(Data entries)
** BEGIN **

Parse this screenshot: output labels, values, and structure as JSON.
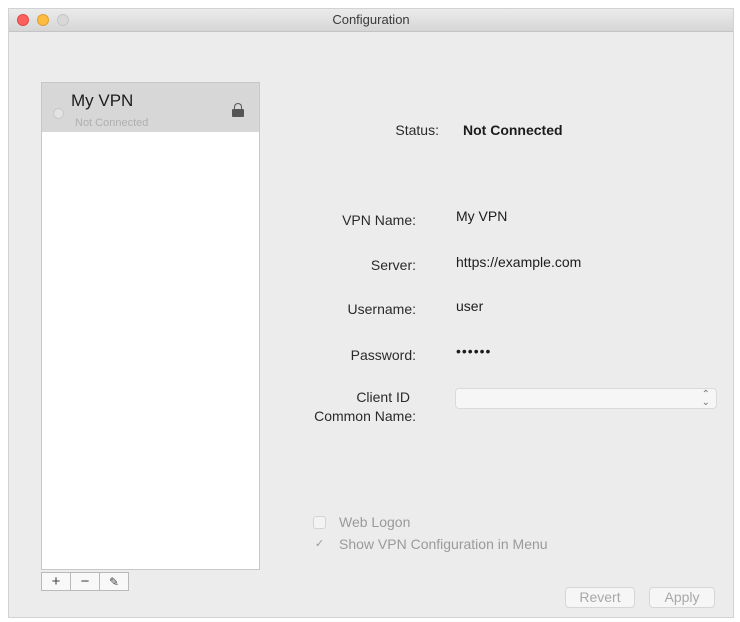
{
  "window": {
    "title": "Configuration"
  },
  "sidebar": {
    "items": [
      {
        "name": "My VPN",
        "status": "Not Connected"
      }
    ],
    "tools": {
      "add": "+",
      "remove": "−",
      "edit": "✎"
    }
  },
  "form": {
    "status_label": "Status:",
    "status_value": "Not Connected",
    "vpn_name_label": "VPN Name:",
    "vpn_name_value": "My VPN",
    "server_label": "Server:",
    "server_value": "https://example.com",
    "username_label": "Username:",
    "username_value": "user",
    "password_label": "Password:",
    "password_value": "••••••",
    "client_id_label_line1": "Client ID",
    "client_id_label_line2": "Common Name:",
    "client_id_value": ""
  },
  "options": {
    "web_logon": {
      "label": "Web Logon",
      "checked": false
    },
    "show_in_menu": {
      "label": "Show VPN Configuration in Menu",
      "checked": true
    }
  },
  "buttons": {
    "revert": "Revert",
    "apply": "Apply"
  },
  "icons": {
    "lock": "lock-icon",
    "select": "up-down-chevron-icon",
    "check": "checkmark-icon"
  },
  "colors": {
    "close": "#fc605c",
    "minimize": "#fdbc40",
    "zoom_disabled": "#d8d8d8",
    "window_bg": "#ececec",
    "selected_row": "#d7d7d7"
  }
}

** END **
** BEGIN **

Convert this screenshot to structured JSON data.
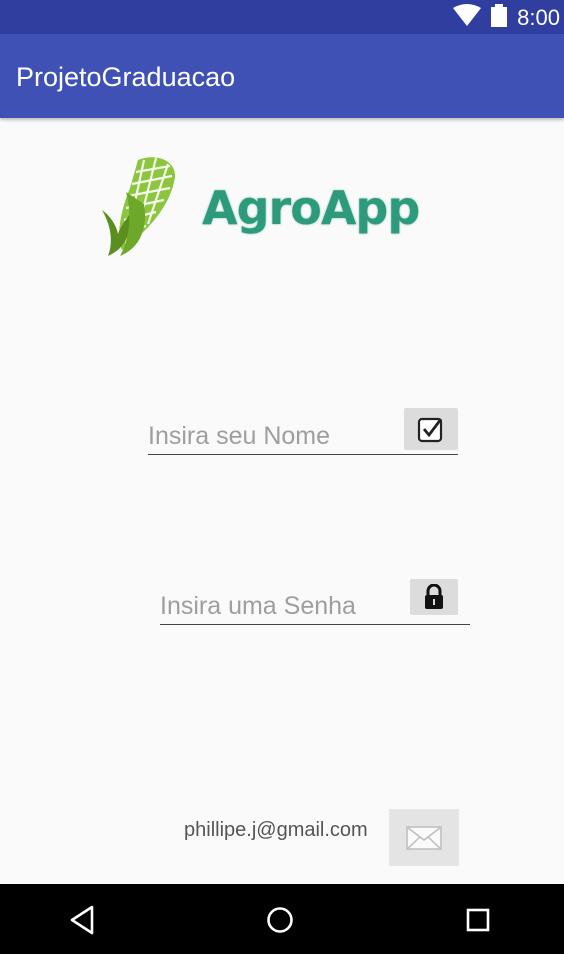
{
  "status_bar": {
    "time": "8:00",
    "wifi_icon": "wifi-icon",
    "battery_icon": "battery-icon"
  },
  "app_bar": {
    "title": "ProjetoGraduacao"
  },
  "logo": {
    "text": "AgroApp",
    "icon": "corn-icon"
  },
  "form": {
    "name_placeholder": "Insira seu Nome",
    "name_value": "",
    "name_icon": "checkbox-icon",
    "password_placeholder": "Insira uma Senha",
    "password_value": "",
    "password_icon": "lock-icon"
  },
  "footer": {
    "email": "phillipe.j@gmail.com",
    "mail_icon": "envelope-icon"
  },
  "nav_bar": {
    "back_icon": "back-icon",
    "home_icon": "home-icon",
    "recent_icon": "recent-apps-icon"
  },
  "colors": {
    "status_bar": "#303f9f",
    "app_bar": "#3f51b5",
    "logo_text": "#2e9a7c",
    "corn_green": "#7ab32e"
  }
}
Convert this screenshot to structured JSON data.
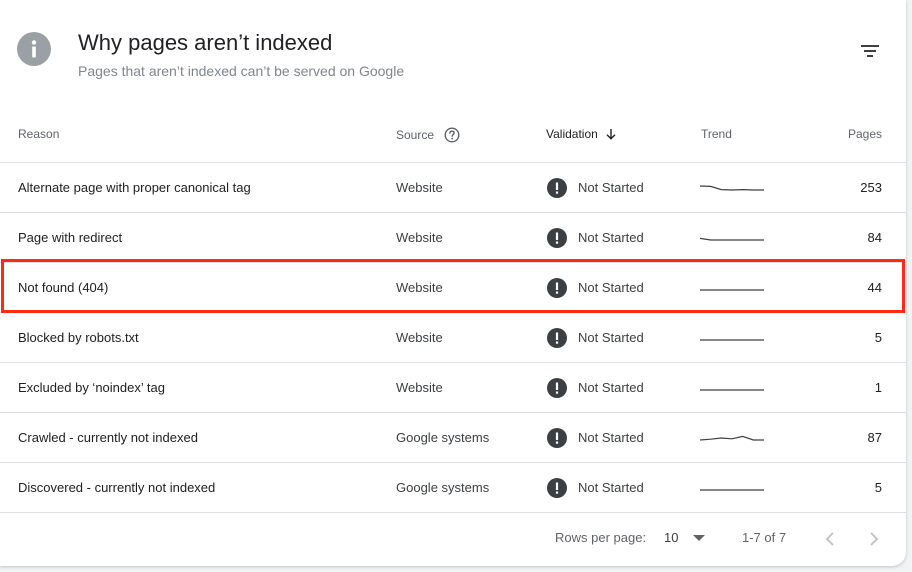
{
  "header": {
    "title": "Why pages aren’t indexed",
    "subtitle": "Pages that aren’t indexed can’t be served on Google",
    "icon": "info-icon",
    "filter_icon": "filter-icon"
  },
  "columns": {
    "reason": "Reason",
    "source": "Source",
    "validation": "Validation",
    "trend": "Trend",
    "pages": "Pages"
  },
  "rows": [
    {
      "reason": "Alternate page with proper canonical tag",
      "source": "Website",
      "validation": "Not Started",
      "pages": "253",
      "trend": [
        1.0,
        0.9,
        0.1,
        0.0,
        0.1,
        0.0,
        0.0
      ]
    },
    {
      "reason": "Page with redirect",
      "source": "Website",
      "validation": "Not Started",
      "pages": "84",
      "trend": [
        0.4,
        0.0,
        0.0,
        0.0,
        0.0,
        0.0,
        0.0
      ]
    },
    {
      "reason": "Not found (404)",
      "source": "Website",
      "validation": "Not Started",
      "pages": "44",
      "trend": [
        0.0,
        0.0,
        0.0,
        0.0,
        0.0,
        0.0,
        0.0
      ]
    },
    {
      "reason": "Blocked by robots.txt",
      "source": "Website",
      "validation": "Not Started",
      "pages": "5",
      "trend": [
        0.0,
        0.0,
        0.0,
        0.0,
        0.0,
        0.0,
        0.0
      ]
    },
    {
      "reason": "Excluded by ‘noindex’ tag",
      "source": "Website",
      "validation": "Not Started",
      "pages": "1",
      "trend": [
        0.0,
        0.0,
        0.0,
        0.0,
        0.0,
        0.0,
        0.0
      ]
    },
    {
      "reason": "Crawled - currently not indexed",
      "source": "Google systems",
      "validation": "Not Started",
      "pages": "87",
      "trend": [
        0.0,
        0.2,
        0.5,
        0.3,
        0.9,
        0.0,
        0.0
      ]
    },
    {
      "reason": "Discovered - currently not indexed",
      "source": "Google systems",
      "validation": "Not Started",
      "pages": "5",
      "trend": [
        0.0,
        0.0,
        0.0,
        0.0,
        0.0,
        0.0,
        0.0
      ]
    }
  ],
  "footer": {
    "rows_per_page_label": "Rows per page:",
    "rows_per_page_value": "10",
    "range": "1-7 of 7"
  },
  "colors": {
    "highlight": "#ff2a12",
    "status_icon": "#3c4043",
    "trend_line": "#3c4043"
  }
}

** END **

Only the number is wanted: how many lines of the data contain the word "Configuration"?

2